EXERCISE: Can you write out all the lines word for word, with no pictures?

☆ ☆ ☆ ☆

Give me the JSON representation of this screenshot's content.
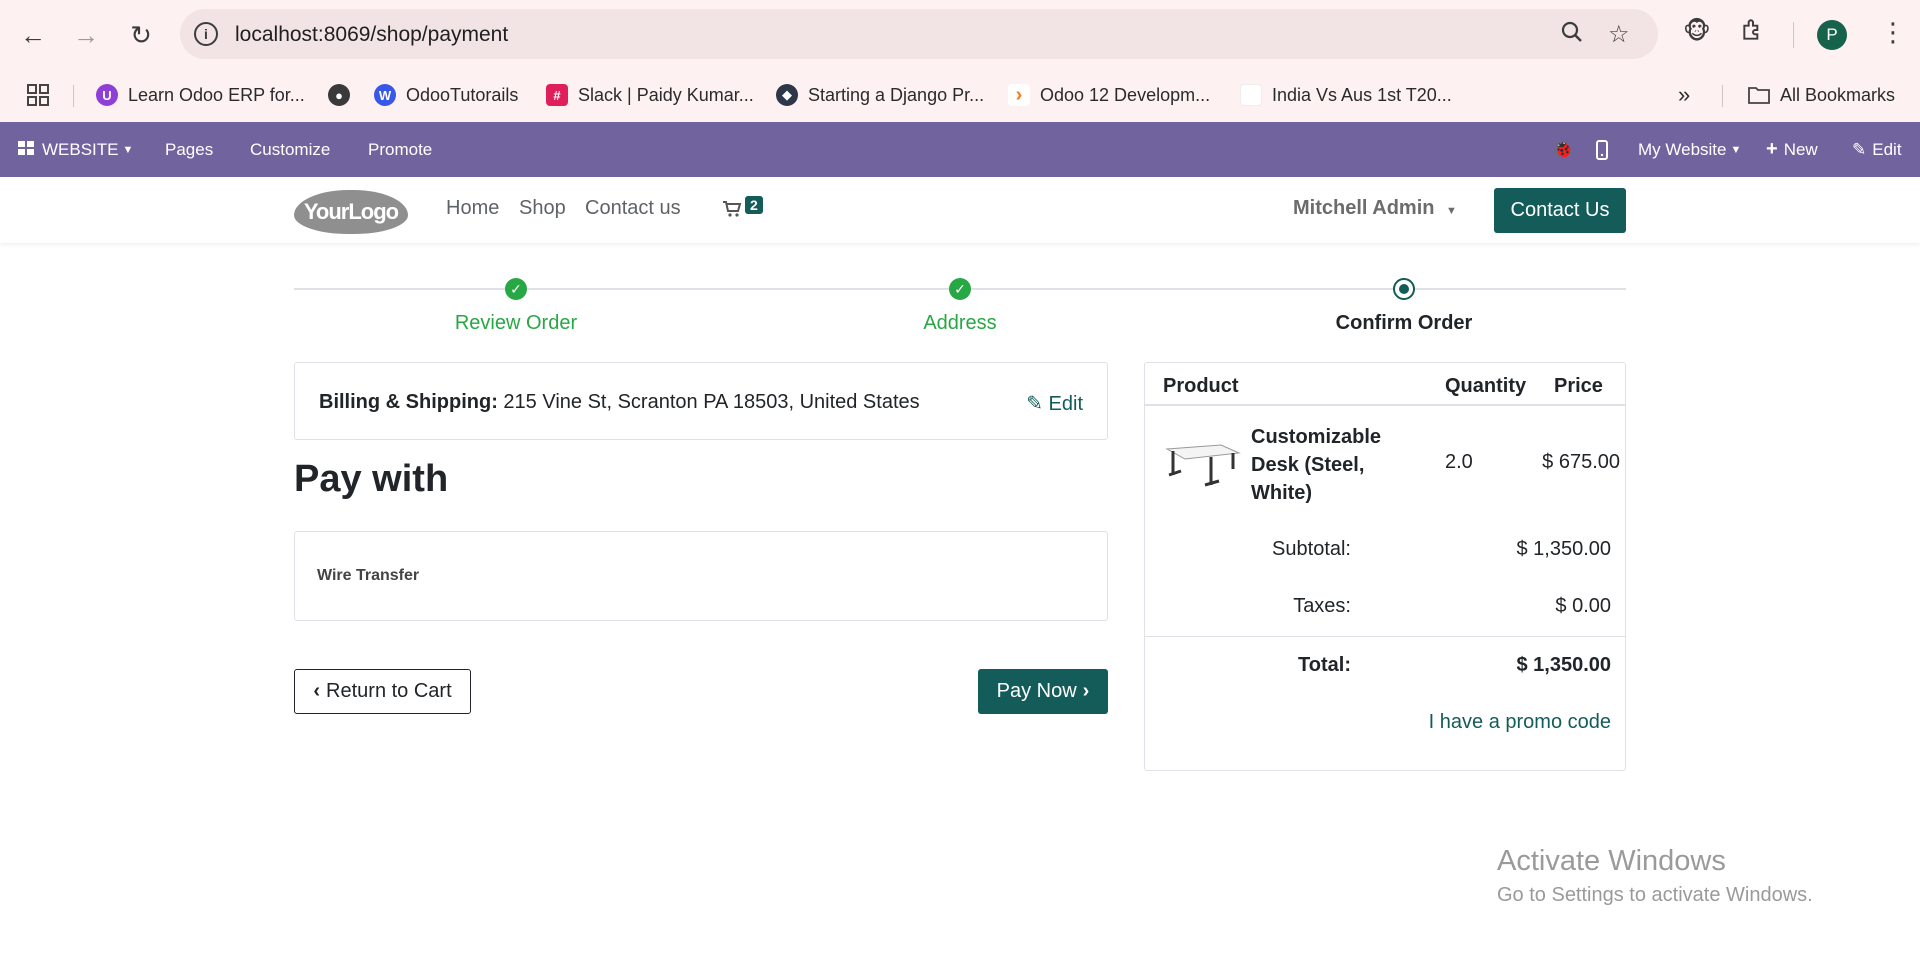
{
  "browser": {
    "url": "localhost:8069/shop/payment",
    "bookmarks": [
      {
        "label": "Learn Odoo ERP for..."
      },
      {
        "label": "OdooTutorails"
      },
      {
        "label": "Slack | Paidy Kumar..."
      },
      {
        "label": "Starting a Django Pr..."
      },
      {
        "label": "Odoo 12 Developm..."
      },
      {
        "label": "India Vs Aus 1st T20..."
      }
    ],
    "all_bookmarks": "All Bookmarks",
    "profile_initial": "P",
    "more_bookmarks": "»"
  },
  "odoo_bar": {
    "website": "WEBSITE",
    "pages": "Pages",
    "customize": "Customize",
    "promote": "Promote",
    "my_website": "My Website",
    "new": "New",
    "edit": "Edit"
  },
  "header": {
    "logo_text": "YourLogo",
    "nav": [
      "Home",
      "Shop",
      "Contact us"
    ],
    "cart_count": "2",
    "user": "Mitchell Admin",
    "contact_button": "Contact Us"
  },
  "steps": [
    {
      "label": "Review Order",
      "state": "done"
    },
    {
      "label": "Address",
      "state": "done"
    },
    {
      "label": "Confirm Order",
      "state": "current"
    }
  ],
  "billing": {
    "label": "Billing & Shipping:",
    "address": "215 Vine St, Scranton PA 18503, United States",
    "edit": "Edit"
  },
  "payment": {
    "heading": "Pay with",
    "method": "Wire Transfer",
    "return_button": "Return to Cart",
    "pay_button": "Pay Now"
  },
  "summary": {
    "headers": {
      "product": "Product",
      "quantity": "Quantity",
      "price": "Price"
    },
    "product": {
      "name": "Customizable Desk (Steel, White)",
      "quantity": "2.0",
      "price": "$ 675.00"
    },
    "subtotal_label": "Subtotal:",
    "subtotal": "$ 1,350.00",
    "taxes_label": "Taxes:",
    "taxes": "$ 0.00",
    "total_label": "Total:",
    "total": "$ 1,350.00",
    "promo": "I have a promo code"
  },
  "watermark": {
    "line1": "Activate Windows",
    "line2": "Go to Settings to activate Windows."
  },
  "colors": {
    "odoo_bar": "#71639e",
    "primary": "#135c5a",
    "success": "#28a745"
  }
}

☆ ☆ ☆ ☆

RESULT FOR THIS TASK:
Give me the JSON representation of this screenshot's content.
{
  "browser": {
    "url": "localhost:8069/shop/payment",
    "bookmarks": [
      {
        "label": "Learn Odoo ERP for..."
      },
      {
        "label": "OdooTutorails"
      },
      {
        "label": "Slack | Paidy Kumar..."
      },
      {
        "label": "Starting a Django Pr..."
      },
      {
        "label": "Odoo 12 Developm..."
      },
      {
        "label": "India Vs Aus 1st T20..."
      }
    ],
    "all_bookmarks": "All Bookmarks",
    "profile_initial": "P",
    "more_bookmarks": "»"
  },
  "odoo_bar": {
    "website": "WEBSITE",
    "pages": "Pages",
    "customize": "Customize",
    "promote": "Promote",
    "my_website": "My Website",
    "new": "New",
    "edit": "Edit"
  },
  "header": {
    "logo_text": "YourLogo",
    "nav": [
      "Home",
      "Shop",
      "Contact us"
    ],
    "cart_count": "2",
    "user": "Mitchell Admin",
    "contact_button": "Contact Us"
  },
  "steps": [
    {
      "label": "Review Order",
      "state": "done"
    },
    {
      "label": "Address",
      "state": "done"
    },
    {
      "label": "Confirm Order",
      "state": "current"
    }
  ],
  "billing": {
    "label": "Billing & Shipping:",
    "address": "215 Vine St, Scranton PA 18503, United States",
    "edit": "Edit"
  },
  "payment": {
    "heading": "Pay with",
    "method": "Wire Transfer",
    "return_button": "Return to Cart",
    "pay_button": "Pay Now"
  },
  "summary": {
    "headers": {
      "product": "Product",
      "quantity": "Quantity",
      "price": "Price"
    },
    "product": {
      "name": "Customizable Desk (Steel, White)",
      "quantity": "2.0",
      "price": "$ 675.00"
    },
    "subtotal_label": "Subtotal:",
    "subtotal": "$ 1,350.00",
    "taxes_label": "Taxes:",
    "taxes": "$ 0.00",
    "total_label": "Total:",
    "total": "$ 1,350.00",
    "promo": "I have a promo code"
  },
  "watermark": {
    "line1": "Activate Windows",
    "line2": "Go to Settings to activate Windows."
  },
  "colors": {
    "odoo_bar": "#71639e",
    "primary": "#135c5a",
    "success": "#28a745"
  }
}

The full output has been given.